*DESCRIPTION OF THE TASK*
Report all lines from the entries below in which "average" appears.

*STORED RECORDS*
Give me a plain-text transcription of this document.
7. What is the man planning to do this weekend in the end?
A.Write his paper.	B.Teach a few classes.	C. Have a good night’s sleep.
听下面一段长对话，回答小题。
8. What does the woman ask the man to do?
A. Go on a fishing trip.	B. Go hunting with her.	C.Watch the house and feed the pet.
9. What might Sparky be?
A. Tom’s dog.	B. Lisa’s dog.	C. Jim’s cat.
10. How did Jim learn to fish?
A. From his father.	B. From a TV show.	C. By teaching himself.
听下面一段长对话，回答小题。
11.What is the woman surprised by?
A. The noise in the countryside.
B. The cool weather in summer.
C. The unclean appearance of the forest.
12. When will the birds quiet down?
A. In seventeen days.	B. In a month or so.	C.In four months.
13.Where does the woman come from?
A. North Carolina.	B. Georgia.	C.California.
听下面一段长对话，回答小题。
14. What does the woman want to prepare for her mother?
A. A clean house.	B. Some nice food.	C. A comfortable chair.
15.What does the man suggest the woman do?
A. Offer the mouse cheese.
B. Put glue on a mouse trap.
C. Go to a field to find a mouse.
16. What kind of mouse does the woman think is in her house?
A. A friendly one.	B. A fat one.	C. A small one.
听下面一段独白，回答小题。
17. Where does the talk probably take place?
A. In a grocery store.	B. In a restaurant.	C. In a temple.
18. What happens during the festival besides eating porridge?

...

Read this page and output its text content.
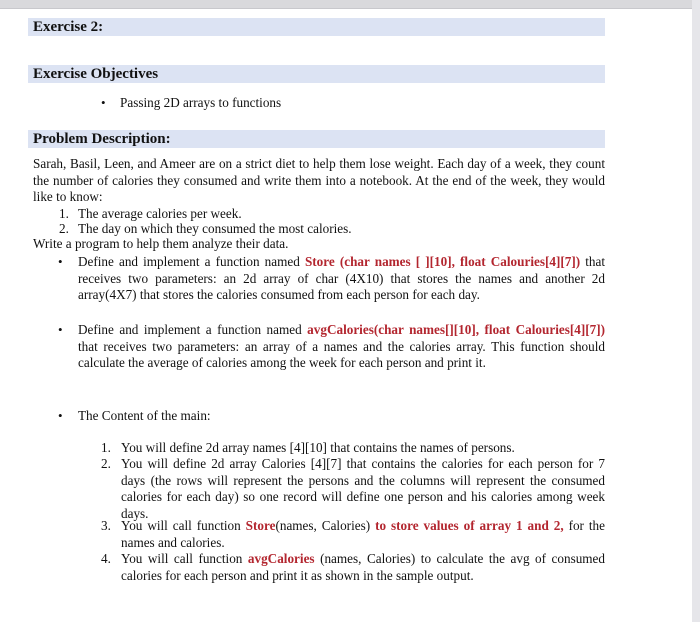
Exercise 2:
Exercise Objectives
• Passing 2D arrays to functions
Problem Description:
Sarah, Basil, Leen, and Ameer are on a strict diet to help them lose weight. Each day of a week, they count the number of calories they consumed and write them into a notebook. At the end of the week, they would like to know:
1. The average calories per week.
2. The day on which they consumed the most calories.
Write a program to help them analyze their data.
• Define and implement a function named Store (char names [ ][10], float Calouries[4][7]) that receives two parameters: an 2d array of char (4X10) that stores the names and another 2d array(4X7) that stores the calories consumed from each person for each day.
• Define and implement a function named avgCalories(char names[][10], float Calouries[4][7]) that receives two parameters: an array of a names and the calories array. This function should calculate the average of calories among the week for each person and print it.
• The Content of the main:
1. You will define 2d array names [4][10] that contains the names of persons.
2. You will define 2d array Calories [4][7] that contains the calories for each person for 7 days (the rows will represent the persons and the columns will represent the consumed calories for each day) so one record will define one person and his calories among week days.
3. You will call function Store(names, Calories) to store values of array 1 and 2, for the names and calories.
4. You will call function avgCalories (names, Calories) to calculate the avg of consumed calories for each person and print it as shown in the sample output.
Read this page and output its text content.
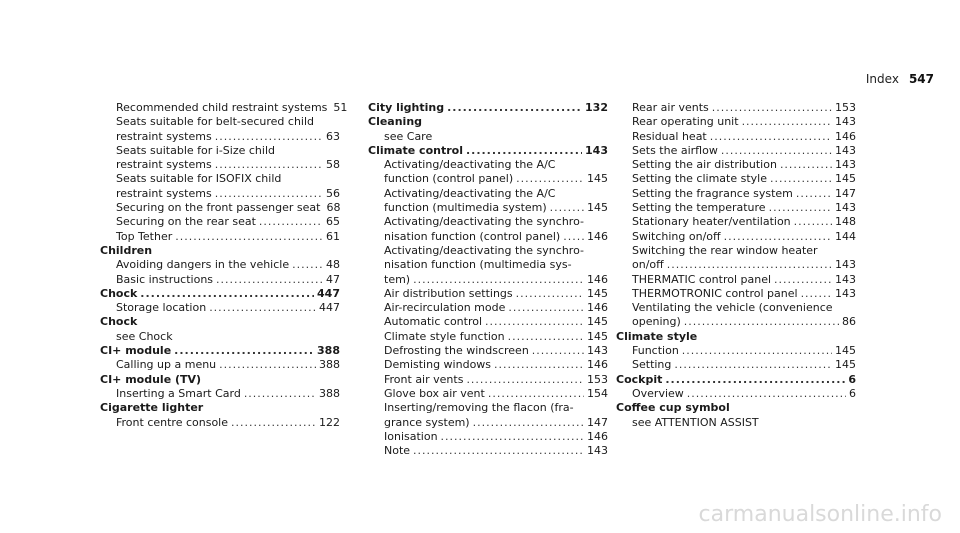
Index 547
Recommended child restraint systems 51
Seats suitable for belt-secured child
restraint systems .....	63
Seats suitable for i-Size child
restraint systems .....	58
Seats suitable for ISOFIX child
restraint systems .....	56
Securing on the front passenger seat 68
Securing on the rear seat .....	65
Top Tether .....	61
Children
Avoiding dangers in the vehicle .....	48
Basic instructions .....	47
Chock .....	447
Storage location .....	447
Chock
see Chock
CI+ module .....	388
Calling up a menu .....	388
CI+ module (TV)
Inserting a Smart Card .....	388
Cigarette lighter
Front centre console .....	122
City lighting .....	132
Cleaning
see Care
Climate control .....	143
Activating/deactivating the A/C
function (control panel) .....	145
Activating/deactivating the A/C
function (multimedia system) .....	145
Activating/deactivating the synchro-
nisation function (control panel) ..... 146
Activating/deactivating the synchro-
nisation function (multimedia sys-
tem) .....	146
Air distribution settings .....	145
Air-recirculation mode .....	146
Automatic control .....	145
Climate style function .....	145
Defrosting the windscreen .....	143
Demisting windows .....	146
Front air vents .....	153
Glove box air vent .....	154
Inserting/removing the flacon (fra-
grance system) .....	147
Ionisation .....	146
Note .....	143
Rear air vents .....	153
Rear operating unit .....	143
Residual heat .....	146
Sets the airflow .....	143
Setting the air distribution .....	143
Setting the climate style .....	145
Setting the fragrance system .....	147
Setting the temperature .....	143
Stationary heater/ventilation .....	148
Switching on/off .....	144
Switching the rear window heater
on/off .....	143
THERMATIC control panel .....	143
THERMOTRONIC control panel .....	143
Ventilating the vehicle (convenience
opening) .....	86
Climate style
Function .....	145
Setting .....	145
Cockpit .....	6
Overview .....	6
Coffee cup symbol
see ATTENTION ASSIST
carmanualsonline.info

*SOLUTION TO THIS PROBLEM*
1. The average calories per week.
• Define and implement a function named avgCalories(char names[][10], float Calouries[4][7]) that receives two parameters: an array of a names and the calories array. This function should calculate the average of calories among the week for each person and print it.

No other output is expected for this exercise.